* [What the task requires]: Using the data below, copy each line that includes the word "text".

* [Dataset records]:
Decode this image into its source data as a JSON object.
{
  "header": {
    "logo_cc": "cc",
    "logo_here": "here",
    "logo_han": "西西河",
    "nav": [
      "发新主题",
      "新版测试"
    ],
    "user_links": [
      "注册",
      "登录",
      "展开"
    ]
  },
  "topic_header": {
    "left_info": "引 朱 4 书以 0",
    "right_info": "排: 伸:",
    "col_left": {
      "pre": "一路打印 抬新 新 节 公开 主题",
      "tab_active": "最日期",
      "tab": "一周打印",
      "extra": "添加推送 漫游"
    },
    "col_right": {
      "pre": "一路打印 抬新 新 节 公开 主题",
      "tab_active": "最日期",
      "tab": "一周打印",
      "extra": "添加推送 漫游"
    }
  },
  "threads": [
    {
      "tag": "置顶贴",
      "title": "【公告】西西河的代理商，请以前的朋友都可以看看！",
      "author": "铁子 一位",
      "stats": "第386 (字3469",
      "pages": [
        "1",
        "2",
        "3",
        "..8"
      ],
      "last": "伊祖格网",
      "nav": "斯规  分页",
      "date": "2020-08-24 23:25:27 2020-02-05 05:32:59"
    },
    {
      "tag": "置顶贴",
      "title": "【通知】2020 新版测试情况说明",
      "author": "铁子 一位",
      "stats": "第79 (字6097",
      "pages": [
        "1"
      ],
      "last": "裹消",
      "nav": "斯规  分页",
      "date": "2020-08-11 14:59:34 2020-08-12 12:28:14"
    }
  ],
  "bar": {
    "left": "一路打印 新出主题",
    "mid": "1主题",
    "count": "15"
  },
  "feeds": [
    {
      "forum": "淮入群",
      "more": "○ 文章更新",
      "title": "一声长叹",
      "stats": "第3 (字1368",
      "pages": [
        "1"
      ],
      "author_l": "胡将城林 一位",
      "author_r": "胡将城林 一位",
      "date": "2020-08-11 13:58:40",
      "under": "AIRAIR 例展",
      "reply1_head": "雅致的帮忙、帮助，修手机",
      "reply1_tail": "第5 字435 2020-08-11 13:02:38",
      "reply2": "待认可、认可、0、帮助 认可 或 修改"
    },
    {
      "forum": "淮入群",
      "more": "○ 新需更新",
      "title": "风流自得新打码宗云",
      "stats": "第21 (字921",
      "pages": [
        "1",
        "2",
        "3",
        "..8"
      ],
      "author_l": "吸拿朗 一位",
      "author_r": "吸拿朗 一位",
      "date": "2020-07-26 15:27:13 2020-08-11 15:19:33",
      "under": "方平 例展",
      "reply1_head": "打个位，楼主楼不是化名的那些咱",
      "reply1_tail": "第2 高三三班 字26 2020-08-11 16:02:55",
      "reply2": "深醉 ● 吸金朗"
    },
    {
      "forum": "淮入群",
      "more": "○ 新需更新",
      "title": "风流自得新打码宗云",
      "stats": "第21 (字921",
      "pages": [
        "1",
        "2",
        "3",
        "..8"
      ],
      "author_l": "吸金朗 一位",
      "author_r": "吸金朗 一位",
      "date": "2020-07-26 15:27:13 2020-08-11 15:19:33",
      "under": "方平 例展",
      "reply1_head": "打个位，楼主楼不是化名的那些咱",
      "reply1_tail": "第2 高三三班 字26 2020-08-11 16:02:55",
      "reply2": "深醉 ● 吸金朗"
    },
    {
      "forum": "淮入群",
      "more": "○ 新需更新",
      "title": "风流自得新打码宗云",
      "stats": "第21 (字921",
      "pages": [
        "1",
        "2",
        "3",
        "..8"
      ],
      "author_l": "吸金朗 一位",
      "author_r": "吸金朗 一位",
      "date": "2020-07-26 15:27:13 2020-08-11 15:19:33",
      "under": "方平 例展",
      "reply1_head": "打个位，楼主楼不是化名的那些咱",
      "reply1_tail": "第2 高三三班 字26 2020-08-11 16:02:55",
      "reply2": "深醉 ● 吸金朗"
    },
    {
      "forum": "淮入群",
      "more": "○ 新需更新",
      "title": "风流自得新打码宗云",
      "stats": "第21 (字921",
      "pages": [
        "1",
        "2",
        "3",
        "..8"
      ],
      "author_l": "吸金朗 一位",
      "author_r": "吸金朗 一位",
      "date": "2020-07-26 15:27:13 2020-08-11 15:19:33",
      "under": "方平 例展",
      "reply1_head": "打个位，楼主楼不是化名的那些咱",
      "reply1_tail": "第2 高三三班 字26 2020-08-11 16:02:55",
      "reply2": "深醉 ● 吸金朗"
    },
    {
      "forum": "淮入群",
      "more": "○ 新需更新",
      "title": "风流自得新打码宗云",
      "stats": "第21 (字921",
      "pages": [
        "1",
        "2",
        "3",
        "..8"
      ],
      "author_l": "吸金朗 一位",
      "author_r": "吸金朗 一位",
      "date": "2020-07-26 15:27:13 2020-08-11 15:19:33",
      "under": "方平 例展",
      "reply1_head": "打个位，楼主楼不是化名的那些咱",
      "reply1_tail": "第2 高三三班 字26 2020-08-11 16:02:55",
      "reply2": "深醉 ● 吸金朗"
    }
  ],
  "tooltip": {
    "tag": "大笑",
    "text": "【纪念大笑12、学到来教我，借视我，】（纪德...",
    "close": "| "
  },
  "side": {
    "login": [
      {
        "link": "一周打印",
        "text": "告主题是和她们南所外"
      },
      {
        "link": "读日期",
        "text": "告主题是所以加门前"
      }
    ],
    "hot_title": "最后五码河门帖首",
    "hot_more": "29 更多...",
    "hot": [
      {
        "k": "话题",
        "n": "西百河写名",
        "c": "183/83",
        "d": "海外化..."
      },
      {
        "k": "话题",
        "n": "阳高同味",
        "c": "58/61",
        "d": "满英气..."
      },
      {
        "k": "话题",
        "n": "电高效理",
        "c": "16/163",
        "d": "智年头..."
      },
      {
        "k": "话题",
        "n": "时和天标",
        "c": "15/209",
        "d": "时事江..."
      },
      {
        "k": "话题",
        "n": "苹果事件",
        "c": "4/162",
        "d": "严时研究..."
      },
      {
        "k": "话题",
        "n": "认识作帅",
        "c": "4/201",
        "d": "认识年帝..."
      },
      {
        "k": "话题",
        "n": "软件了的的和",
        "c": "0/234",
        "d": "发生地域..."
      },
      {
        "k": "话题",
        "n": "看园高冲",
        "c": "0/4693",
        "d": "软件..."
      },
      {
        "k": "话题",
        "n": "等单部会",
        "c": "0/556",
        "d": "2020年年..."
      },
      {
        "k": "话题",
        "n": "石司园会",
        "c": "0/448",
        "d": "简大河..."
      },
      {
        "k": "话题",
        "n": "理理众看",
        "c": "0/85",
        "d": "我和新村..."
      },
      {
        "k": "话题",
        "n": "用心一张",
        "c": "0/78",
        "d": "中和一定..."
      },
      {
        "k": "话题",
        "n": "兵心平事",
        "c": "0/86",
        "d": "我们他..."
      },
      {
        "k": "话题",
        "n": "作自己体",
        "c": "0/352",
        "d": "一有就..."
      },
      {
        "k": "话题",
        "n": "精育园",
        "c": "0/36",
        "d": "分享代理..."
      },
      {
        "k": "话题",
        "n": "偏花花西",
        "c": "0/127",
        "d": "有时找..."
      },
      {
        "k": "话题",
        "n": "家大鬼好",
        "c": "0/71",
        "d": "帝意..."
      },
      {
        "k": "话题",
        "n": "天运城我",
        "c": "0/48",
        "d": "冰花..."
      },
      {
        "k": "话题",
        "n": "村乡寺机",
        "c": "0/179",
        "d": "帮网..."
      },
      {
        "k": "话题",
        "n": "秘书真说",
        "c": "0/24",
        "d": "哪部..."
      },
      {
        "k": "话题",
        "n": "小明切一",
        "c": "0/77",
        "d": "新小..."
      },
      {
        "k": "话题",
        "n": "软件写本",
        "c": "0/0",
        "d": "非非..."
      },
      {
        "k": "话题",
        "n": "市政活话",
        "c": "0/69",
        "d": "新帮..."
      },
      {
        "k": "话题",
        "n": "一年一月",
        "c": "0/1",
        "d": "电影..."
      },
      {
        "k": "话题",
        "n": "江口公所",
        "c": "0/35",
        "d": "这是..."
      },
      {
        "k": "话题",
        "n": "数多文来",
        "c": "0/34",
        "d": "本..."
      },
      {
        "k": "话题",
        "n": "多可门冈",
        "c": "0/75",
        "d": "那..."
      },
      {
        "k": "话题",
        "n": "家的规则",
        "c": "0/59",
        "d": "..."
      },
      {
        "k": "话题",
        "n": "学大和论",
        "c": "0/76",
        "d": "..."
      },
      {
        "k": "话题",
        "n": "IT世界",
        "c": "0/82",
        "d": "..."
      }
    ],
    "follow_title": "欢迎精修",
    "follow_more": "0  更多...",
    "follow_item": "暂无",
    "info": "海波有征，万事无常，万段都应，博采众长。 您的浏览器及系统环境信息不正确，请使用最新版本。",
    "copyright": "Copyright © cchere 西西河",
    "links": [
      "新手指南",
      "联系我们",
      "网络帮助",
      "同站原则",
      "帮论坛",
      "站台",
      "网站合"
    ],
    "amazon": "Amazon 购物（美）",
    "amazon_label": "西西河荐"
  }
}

* [Answer for this exercise]:
    "text": "【纪念大笑12、学到来教我，借视我，】（纪德...",
        "text": "告主题是和她们南所外"
        "text": "告主题是所以加门前"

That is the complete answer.